From the listing below, pull out all lines with "specific" in them.

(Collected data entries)

◆ ◆ ◆

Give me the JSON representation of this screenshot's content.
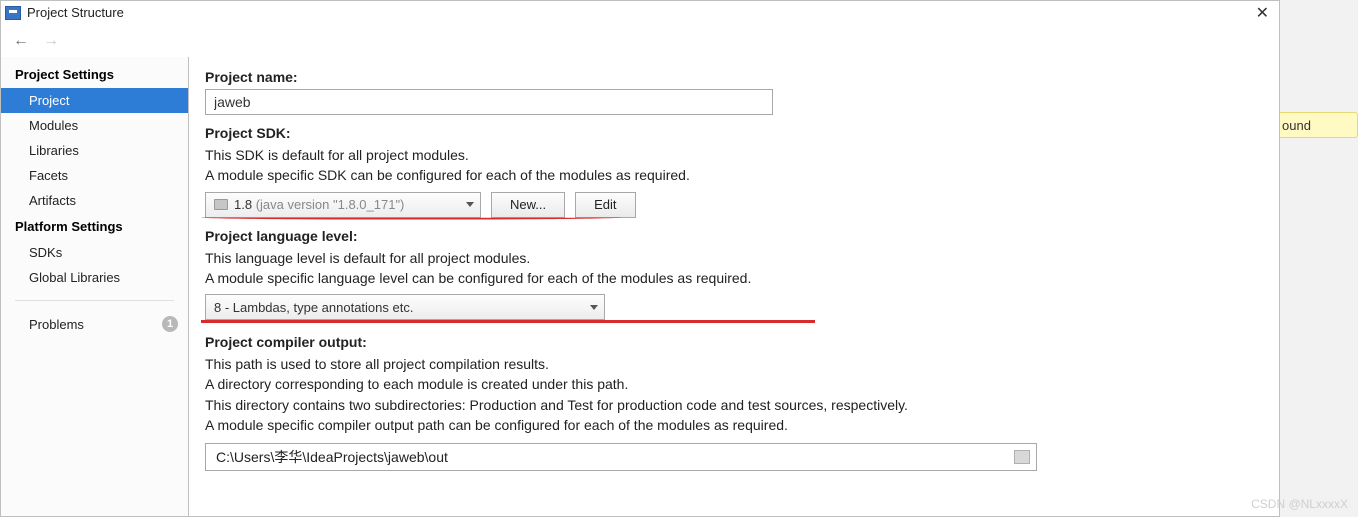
{
  "window": {
    "title": "Project Structure",
    "close_glyph": "✕"
  },
  "nav": {
    "back_glyph": "←",
    "forward_glyph": "→"
  },
  "sidebar": {
    "project_settings_heading": "Project Settings",
    "project_items": {
      "project": "Project",
      "modules": "Modules",
      "libraries": "Libraries",
      "facets": "Facets",
      "artifacts": "Artifacts"
    },
    "platform_settings_heading": "Platform Settings",
    "platform_items": {
      "sdks": "SDKs",
      "global_libs": "Global Libraries"
    },
    "problems_label": "Problems",
    "problems_count": "1"
  },
  "form": {
    "name_label": "Project name:",
    "name_value": "jaweb",
    "sdk_label": "Project SDK:",
    "sdk_desc1": "This SDK is default for all project modules.",
    "sdk_desc2": "A module specific SDK can be configured for each of the modules as required.",
    "sdk_value_lead": "1.8",
    "sdk_value_tail": " (java version \"1.8.0_171\")",
    "new_button": "New...",
    "edit_button": "Edit",
    "lang_label": "Project language level:",
    "lang_desc1": "This language level is default for all project modules.",
    "lang_desc2": "A module specific language level can be configured for each of the modules as required.",
    "lang_value": "8 - Lambdas, type annotations etc.",
    "out_label": "Project compiler output:",
    "out_desc1": "This path is used to store all project compilation results.",
    "out_desc2": "A directory corresponding to each module is created under this path.",
    "out_desc3": "This directory contains two subdirectories: Production and Test for production code and test sources, respectively.",
    "out_desc4": "A module specific compiler output path can be configured for each of the modules as required.",
    "out_value": "C:\\Users\\李华\\IdeaProjects\\jaweb\\out"
  },
  "background": {
    "stripe_tail": "ound"
  },
  "watermark": "CSDN @NLxxxxX"
}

◆ ◆ ◆

**SOLUTION TO THE EXERCISE:**
    "sdk_desc2": "A module specific SDK can be configured for each of the modules as required.",
    "lang_desc2": "A module specific language level can be configured for each of the modules as required.",
    "out_desc4": "A module specific compiler output path can be configured for each of the modules as required.",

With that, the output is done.